### Exercise goal
In the entries below, find every line with "Подпрограмма" and copy it.

### Provided data
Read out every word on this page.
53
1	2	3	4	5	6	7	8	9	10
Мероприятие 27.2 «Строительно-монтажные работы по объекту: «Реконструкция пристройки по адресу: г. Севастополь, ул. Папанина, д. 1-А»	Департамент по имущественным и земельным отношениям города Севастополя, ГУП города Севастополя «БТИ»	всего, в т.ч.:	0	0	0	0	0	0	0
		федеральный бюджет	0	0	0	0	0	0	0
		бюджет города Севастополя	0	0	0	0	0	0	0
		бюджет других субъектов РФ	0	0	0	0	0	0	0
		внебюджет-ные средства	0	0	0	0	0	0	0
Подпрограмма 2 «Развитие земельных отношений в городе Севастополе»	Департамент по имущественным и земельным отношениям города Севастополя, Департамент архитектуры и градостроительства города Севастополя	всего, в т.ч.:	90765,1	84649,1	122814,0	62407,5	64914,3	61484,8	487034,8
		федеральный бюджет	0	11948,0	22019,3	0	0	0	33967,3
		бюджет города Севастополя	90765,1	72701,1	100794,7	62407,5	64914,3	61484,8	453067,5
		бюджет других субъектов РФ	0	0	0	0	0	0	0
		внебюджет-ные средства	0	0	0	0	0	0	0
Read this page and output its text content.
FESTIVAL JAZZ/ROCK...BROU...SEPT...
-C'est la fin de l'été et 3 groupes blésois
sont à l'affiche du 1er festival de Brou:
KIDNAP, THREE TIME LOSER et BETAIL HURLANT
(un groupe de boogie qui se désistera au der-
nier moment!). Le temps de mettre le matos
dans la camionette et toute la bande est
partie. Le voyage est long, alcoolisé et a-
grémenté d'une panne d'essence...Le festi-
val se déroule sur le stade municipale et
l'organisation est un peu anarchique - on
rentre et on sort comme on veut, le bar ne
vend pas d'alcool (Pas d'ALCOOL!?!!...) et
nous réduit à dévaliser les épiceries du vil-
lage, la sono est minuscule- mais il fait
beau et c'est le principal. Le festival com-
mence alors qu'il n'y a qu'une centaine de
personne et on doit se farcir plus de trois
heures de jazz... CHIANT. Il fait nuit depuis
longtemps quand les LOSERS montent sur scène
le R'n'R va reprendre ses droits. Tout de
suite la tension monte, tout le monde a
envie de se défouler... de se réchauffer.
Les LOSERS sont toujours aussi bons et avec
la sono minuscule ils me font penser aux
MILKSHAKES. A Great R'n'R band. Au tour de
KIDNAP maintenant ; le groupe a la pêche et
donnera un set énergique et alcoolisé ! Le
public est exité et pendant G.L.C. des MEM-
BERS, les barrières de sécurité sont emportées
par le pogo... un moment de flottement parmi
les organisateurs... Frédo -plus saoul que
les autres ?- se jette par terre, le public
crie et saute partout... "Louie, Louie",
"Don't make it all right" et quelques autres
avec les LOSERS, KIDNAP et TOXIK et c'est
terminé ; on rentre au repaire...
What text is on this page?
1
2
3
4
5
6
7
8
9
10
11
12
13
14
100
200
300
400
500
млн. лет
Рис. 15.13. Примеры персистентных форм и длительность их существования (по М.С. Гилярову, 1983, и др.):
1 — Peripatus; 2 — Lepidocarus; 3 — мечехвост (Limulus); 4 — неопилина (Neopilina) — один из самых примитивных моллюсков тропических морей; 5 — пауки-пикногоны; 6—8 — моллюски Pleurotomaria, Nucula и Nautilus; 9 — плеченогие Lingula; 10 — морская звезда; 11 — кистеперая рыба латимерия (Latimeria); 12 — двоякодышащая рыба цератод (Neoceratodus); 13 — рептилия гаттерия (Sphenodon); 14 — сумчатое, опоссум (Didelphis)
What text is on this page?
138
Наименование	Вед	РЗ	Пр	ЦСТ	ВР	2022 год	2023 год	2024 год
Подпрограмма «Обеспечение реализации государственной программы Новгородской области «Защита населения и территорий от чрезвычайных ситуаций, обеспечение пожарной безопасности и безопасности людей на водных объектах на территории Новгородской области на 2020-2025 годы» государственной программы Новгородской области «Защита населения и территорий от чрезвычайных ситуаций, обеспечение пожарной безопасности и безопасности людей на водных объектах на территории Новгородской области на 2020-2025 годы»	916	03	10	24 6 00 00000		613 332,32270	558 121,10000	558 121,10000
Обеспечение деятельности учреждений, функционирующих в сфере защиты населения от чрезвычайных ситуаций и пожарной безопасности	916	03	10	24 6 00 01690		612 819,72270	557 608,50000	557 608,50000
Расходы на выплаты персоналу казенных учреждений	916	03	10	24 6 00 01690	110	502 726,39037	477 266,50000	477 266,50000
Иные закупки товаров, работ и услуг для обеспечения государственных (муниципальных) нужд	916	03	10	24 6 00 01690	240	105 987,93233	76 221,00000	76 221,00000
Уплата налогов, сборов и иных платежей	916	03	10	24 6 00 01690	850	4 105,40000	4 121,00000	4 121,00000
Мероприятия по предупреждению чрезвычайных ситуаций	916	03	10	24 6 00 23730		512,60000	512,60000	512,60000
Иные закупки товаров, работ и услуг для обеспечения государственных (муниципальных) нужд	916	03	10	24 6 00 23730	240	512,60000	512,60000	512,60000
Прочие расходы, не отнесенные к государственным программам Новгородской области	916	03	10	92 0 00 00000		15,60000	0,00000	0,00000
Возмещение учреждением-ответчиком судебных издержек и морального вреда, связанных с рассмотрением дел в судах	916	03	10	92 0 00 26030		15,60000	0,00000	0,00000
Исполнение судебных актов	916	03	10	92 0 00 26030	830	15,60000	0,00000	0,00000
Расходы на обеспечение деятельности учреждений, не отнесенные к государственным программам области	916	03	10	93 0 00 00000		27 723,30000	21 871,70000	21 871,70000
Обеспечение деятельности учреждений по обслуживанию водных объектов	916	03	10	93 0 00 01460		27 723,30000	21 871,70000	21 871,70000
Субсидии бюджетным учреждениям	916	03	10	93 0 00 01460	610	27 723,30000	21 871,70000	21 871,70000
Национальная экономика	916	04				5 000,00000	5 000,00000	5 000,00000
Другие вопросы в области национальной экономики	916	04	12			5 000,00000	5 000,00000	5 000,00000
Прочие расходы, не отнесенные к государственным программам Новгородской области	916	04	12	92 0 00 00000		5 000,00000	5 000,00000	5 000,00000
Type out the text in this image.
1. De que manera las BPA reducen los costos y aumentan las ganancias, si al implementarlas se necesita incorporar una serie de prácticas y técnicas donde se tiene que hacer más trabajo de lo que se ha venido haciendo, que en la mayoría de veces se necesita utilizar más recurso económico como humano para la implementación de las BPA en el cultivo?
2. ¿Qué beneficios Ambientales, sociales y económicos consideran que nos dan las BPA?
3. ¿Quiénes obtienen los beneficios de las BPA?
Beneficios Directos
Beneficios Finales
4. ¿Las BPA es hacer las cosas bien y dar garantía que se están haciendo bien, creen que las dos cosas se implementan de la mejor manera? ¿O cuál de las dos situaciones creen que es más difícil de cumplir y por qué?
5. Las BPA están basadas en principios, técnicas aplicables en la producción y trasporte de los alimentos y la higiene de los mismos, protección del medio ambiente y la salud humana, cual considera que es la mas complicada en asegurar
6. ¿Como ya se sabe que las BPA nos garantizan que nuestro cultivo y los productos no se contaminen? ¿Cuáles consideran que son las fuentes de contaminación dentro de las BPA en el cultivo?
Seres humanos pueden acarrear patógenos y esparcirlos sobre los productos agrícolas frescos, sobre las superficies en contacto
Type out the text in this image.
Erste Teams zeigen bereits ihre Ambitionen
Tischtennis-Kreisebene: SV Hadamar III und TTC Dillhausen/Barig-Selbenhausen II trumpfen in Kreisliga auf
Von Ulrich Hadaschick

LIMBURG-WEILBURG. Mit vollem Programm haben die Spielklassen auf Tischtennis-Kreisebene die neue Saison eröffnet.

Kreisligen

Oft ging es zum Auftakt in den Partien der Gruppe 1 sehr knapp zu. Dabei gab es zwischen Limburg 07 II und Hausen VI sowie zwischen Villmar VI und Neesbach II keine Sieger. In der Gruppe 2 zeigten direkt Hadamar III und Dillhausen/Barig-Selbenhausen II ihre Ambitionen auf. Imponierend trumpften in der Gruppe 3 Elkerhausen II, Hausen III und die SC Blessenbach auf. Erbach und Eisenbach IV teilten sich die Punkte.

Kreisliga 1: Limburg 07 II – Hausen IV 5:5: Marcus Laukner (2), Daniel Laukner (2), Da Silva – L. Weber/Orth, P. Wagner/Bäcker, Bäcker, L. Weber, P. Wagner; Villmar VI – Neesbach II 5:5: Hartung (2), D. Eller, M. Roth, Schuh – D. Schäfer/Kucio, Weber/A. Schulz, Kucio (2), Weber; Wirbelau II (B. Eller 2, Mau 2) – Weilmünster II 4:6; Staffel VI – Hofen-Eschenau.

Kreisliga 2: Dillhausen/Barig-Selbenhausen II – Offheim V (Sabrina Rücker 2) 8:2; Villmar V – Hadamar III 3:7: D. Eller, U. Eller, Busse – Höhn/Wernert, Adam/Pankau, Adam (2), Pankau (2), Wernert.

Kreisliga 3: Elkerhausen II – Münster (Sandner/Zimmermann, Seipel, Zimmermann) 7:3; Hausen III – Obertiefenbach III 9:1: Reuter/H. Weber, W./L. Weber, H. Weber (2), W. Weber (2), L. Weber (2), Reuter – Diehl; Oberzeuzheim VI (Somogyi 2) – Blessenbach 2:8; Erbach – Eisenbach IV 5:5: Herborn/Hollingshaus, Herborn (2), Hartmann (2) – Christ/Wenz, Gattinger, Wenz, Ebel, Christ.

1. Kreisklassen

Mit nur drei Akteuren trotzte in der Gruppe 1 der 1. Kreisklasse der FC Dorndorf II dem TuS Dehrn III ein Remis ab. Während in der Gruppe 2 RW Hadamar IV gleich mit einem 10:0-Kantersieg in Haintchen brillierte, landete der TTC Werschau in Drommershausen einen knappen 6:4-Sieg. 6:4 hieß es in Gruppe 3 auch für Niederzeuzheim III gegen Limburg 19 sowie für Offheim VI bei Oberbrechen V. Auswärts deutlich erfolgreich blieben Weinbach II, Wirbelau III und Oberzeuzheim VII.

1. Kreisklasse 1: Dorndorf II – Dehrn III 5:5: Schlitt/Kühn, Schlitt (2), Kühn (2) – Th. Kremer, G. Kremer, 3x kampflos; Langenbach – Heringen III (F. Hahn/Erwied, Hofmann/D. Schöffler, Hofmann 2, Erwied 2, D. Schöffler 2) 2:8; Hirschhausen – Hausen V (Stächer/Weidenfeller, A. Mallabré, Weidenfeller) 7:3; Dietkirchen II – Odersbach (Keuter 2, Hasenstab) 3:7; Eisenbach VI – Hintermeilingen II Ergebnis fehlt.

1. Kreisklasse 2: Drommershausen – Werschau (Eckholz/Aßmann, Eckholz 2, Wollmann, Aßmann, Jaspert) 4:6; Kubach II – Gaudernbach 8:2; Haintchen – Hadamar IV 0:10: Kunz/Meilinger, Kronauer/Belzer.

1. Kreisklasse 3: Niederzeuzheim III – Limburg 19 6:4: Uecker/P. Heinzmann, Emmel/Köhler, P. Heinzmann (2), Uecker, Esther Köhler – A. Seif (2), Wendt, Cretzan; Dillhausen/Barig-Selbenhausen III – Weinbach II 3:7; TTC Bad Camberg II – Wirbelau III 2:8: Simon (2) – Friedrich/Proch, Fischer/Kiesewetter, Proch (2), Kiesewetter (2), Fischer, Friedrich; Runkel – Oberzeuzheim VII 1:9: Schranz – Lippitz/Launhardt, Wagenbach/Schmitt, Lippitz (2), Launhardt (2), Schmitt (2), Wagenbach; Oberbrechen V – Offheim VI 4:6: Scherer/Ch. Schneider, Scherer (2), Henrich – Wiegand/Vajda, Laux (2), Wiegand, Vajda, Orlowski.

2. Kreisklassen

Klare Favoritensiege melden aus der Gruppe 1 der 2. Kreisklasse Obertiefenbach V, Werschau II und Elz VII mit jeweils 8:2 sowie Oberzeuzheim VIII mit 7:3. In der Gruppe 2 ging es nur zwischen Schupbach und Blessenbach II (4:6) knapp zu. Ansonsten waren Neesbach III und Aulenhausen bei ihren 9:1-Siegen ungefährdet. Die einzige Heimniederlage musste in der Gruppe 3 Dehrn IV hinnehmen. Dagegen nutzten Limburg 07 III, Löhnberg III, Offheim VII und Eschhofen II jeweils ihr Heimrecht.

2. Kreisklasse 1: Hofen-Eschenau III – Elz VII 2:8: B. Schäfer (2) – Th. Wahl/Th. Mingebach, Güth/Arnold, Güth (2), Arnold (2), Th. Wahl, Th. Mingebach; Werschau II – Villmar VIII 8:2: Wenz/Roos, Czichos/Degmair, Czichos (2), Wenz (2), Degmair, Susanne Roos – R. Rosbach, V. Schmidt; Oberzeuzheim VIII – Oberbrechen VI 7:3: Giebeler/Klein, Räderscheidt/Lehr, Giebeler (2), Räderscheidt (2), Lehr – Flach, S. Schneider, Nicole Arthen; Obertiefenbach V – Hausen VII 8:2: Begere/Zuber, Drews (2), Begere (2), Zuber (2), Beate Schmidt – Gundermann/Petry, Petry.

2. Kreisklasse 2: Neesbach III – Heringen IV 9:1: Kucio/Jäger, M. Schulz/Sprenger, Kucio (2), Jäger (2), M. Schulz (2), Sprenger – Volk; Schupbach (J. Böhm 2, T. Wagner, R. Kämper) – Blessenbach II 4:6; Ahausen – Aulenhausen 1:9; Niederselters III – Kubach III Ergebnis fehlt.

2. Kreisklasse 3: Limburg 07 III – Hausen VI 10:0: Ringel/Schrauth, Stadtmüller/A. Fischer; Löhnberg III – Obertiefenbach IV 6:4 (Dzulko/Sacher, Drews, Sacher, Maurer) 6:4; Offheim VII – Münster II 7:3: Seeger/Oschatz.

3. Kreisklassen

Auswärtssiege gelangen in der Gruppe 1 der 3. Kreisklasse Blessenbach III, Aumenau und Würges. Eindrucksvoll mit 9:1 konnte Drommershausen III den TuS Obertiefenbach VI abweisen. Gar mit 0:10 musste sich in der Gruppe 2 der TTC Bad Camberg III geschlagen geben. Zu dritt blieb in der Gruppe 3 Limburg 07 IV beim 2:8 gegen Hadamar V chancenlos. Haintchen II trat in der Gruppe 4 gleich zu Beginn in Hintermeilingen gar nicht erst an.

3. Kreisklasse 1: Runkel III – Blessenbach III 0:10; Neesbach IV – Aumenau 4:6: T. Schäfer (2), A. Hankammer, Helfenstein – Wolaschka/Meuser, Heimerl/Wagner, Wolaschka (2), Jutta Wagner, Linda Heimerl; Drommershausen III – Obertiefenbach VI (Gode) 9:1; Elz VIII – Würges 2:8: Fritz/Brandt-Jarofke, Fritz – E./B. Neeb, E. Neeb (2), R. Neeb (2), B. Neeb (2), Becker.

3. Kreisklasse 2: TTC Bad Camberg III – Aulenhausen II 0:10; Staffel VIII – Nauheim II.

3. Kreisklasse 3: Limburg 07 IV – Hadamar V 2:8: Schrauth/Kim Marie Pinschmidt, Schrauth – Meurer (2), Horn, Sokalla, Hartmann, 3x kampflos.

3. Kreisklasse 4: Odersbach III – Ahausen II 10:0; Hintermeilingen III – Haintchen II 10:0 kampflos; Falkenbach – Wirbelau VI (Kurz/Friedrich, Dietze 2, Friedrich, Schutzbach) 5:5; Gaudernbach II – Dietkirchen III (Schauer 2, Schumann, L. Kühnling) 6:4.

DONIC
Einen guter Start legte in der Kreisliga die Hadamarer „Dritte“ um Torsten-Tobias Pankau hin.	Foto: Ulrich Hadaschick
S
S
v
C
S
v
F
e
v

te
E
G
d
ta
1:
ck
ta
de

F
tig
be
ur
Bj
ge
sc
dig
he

### Finished answer
Подпрограмма 2 «Развитие земельных отношений в городе Севастополе»	Департамент по имущественным и земельным отношениям города Севастополя, Департамент архитектуры и градостроительства города Севастополя	всего, в т.ч.:	90765,1	84649,1	122814,0	62407,5	64914,3	61484,8	487034,8
Подпрограмма «Обеспечение реализации государственной программы Новгородской области «Защита населения и территорий от чрезвычайных ситуаций, обеспечение пожарной безопасности и безопасности людей на водных объектах на территории Новгородской области на 2020-2025 годы» государственной программы Новгородской области «Защита населения и территорий от чрезвычайных ситуаций, обеспечение пожарной безопасности и безопасности людей на водных объектах на территории Новгородской области на 2020-2025 годы»	916	03	10	24 6 00 00000		613 332,32270	558 121,10000	558 121,10000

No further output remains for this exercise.